PROMPT: Without changing a character, return the entries, but not the images they hold.

RECORDS TO PROCESS:
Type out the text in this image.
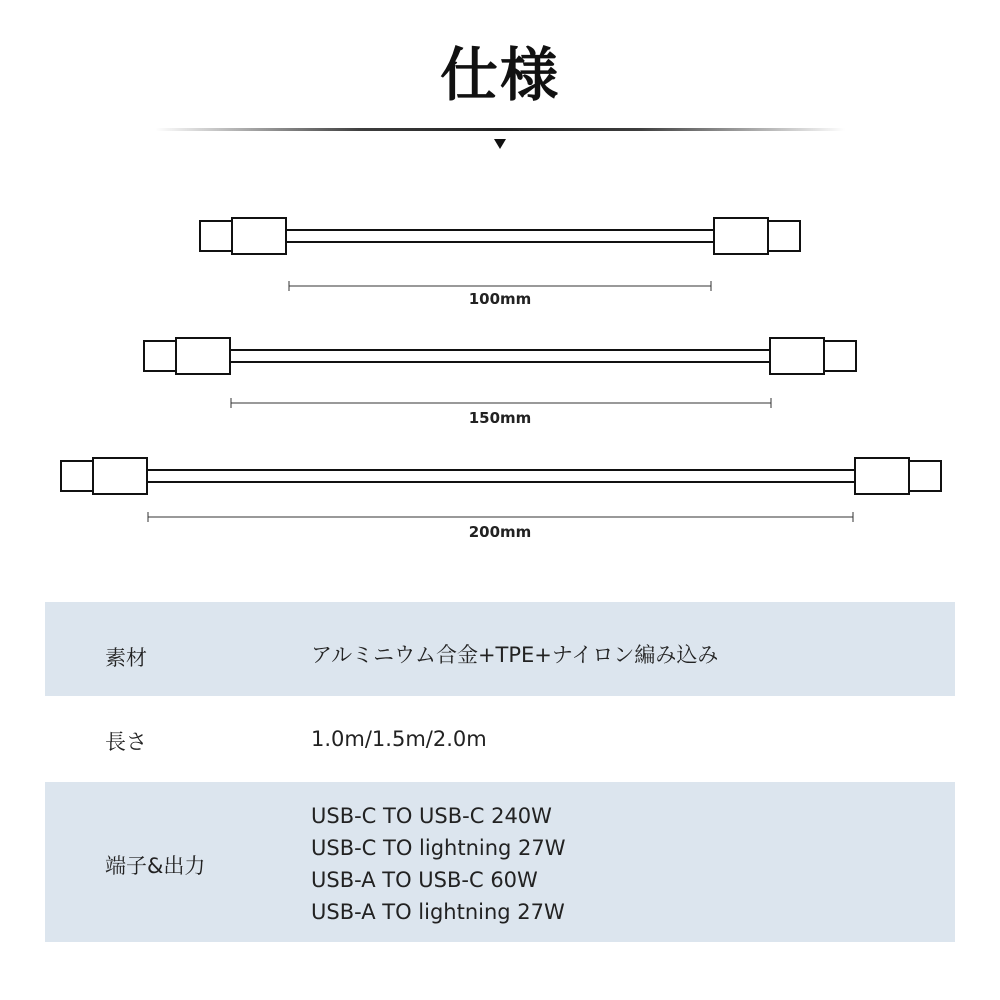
仕様
100mm
150mm
200mm
素材	アルミニウム合金+TPE+ナイロン編み込み
長さ	1.0m/1.5m/2.0m
端子&出力
USB-C TO USB-C 240W
USB-C TO lightning 27W
USB-A TO USB-C 60W
USB-A TO lightning 27W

RESPONSE TO THIS EXERCISE:
Type out the text in this image.
仕様
100mm
150mm
200mm
素材	アルミニウム合金+TPE+ナイロン編み込み
長さ	1.0m/1.5m/2.0m
端子&出力
USB-C TO USB-C 240W
USB-C TO lightning 27W
USB-A TO USB-C 60W
USB-A TO lightning 27W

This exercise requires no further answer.